Task brief:
Rewrite the records from the line containing "wall-brick xyxy=(67,446,83,462)" down through the line containing "floor-left xyxy=(83,502,579,518)", swapping "wall-brick" for "wall-tile" and changing nothing else. Return only those lines.

(Annotated element entries)
* begin *
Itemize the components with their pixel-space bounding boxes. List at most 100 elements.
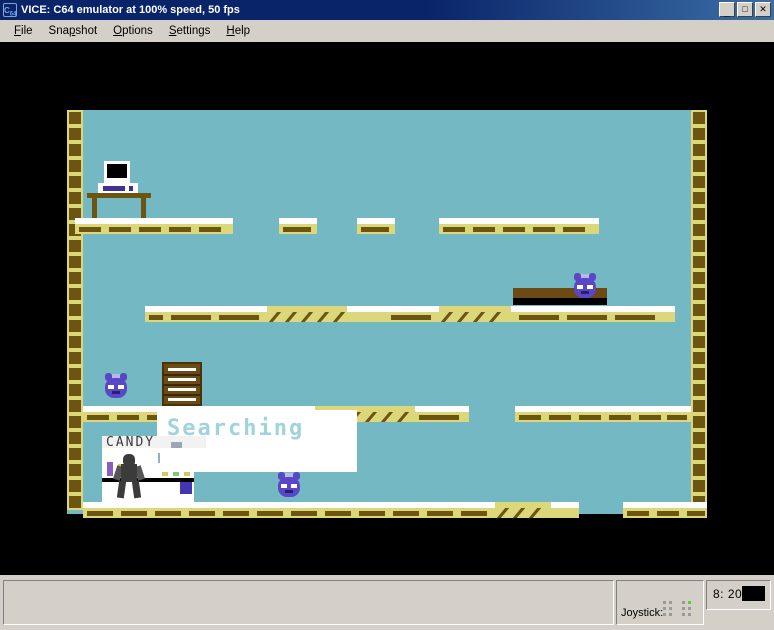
wall-brick xyxy=(67,446,83,462)
menu-item-snapshot[interactable]: Snapshot xyxy=(41,23,106,39)
platform-row2 xyxy=(145,306,675,322)
wall-brick xyxy=(67,238,83,254)
wall-brick xyxy=(691,286,707,302)
drive-led-icon xyxy=(742,586,765,601)
wall-brick xyxy=(691,350,707,366)
wall-brick xyxy=(691,446,707,462)
wall-brick xyxy=(691,270,707,286)
menu-label-snapshot-post: shot xyxy=(75,25,98,37)
close-icon: ✕ xyxy=(759,4,767,14)
wall-brick xyxy=(67,254,83,270)
wall-brick xyxy=(691,302,707,318)
platform-row1-c xyxy=(357,218,395,234)
input-value: CANDY xyxy=(106,435,156,450)
wall-brick xyxy=(67,414,83,430)
monitor-screen-1 xyxy=(107,164,127,178)
wall-brick xyxy=(691,222,707,238)
wall-brick xyxy=(67,174,83,190)
player-sprite[interactable] xyxy=(113,454,145,499)
menubar: File Snapshot Options Settings Help xyxy=(0,20,774,42)
minimize-icon: _ xyxy=(723,6,731,18)
menu-label-snapshot-pre: Sna xyxy=(48,25,70,37)
wall-brick xyxy=(67,110,83,126)
wall-left xyxy=(67,110,83,510)
wall-brick xyxy=(67,334,83,350)
filing-cabinet[interactable] xyxy=(162,362,202,406)
floor-left xyxy=(83,502,579,518)
menu-label-help: elp xyxy=(234,25,251,37)
platform-row3-d xyxy=(515,406,691,422)
wall-brick xyxy=(691,366,707,382)
joystick-panel[interactable]: Joystick: xyxy=(616,580,704,625)
wall-brick xyxy=(691,254,707,270)
wall-brick xyxy=(67,158,83,174)
text-cursor xyxy=(171,442,182,448)
emulator-display[interactable]: Searching CANDY xyxy=(0,42,774,575)
wall-brick xyxy=(67,270,83,286)
wall-brick xyxy=(691,110,707,126)
game-viewport[interactable]: Searching CANDY xyxy=(67,110,707,518)
wall-brick xyxy=(67,350,83,366)
wall-brick xyxy=(67,382,83,398)
computer-top-left[interactable] xyxy=(98,161,138,193)
wall-brick xyxy=(67,366,83,382)
minimize-button[interactable]: _ xyxy=(719,2,735,18)
wall-right xyxy=(691,110,707,510)
c64-screen[interactable]: Searching CANDY xyxy=(67,110,707,518)
monster-sprite-3[interactable] xyxy=(276,471,302,499)
wall-brick xyxy=(67,302,83,318)
menu-label-options: ptions xyxy=(122,25,153,37)
wall-brick xyxy=(691,382,707,398)
floor-right xyxy=(623,502,707,518)
platform-row1-b xyxy=(279,218,317,234)
wall-brick xyxy=(67,494,83,510)
wall-brick xyxy=(67,190,83,206)
menu-item-file[interactable]: File xyxy=(6,23,41,39)
wall-brick xyxy=(67,318,83,334)
joystick-label: Joystick: xyxy=(621,607,664,619)
wall-brick xyxy=(691,142,707,158)
conveyor-row2-b xyxy=(439,306,511,322)
monster-sprite-1[interactable] xyxy=(572,272,598,300)
wall-brick xyxy=(67,286,83,302)
wall-brick xyxy=(691,174,707,190)
wall-brick xyxy=(67,126,83,142)
conveyor-row2-a xyxy=(267,306,347,322)
menu-item-settings[interactable]: Settings xyxy=(161,23,219,39)
wall-brick xyxy=(67,478,83,494)
menu-label-file: ile xyxy=(21,25,33,37)
vice-app-icon: C64 xyxy=(3,3,17,18)
menu-item-options[interactable]: Options xyxy=(105,23,161,39)
joystick-indicator xyxy=(661,601,697,617)
wall-brick xyxy=(691,206,707,222)
input-caret-bar xyxy=(158,453,160,463)
wall-brick xyxy=(691,318,707,334)
wall-brick xyxy=(691,398,707,414)
maximize-button[interactable]: □ xyxy=(737,2,753,17)
platform-row1-a xyxy=(75,218,233,234)
wall-brick xyxy=(67,430,83,446)
desk-top-left xyxy=(87,193,151,218)
monster-sprite-2[interactable] xyxy=(103,372,129,400)
menu-item-help[interactable]: Help xyxy=(218,23,258,39)
maximize-icon: □ xyxy=(742,4,748,14)
wall-brick xyxy=(691,238,707,254)
wall-brick xyxy=(67,142,83,158)
wall-brick xyxy=(691,158,707,174)
platform-row1-d xyxy=(439,218,599,234)
status-message-panel xyxy=(3,580,614,625)
wall-brick xyxy=(691,414,707,430)
close-button[interactable]: ✕ xyxy=(755,2,771,17)
window-controls: _ □ ✕ xyxy=(719,2,771,18)
wall-brick xyxy=(691,478,707,494)
wall-brick xyxy=(691,126,707,142)
menu-label-settings-post: ettings xyxy=(176,25,211,37)
drive-status-panel[interactable]: 8: 20.0 xyxy=(706,580,771,610)
conveyor-floor xyxy=(495,502,551,518)
window-titlebar[interactable]: C64 VICE: C64 emulator at 100% speed, 50… xyxy=(0,0,774,20)
statusbar: Joystick: 8: 20.0 xyxy=(0,577,774,630)
wall-brick xyxy=(67,398,83,414)
wall-brick xyxy=(67,462,83,478)
vice-emulator-window: C64 VICE: C64 emulator at 100% speed, 50… xyxy=(0,0,774,630)
window-title: VICE: C64 emulator at 100% speed, 50 fps xyxy=(21,4,240,16)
* end *
Written solution:
wall-tile xyxy=(67,446,83,462)
menu-item-snapshot[interactable]: Snapshot xyxy=(41,23,106,39)
platform-row2 xyxy=(145,306,675,322)
wall-tile xyxy=(67,238,83,254)
wall-tile xyxy=(691,286,707,302)
drive-led-icon xyxy=(742,586,765,601)
wall-tile xyxy=(691,350,707,366)
wall-tile xyxy=(691,446,707,462)
wall-tile xyxy=(691,270,707,286)
menu-label-snapshot-post: shot xyxy=(75,25,98,37)
close-icon: ✕ xyxy=(759,4,767,14)
wall-tile xyxy=(67,254,83,270)
wall-tile xyxy=(691,302,707,318)
platform-row1-c xyxy=(357,218,395,234)
input-value: CANDY xyxy=(106,435,156,450)
wall-tile xyxy=(67,414,83,430)
monitor-screen-1 xyxy=(107,164,127,178)
wall-tile xyxy=(691,222,707,238)
wall-tile xyxy=(67,174,83,190)
player-sprite[interactable] xyxy=(113,454,145,499)
menubar: File Snapshot Options Settings Help xyxy=(0,20,774,42)
minimize-icon: _ xyxy=(723,6,731,18)
menu-label-snapshot-pre: Sna xyxy=(48,25,70,37)
wall-tile xyxy=(67,110,83,126)
wall-left xyxy=(67,110,83,510)
wall-tile xyxy=(67,334,83,350)
filing-cabinet[interactable] xyxy=(162,362,202,406)
floor-left xyxy=(83,502,579,518)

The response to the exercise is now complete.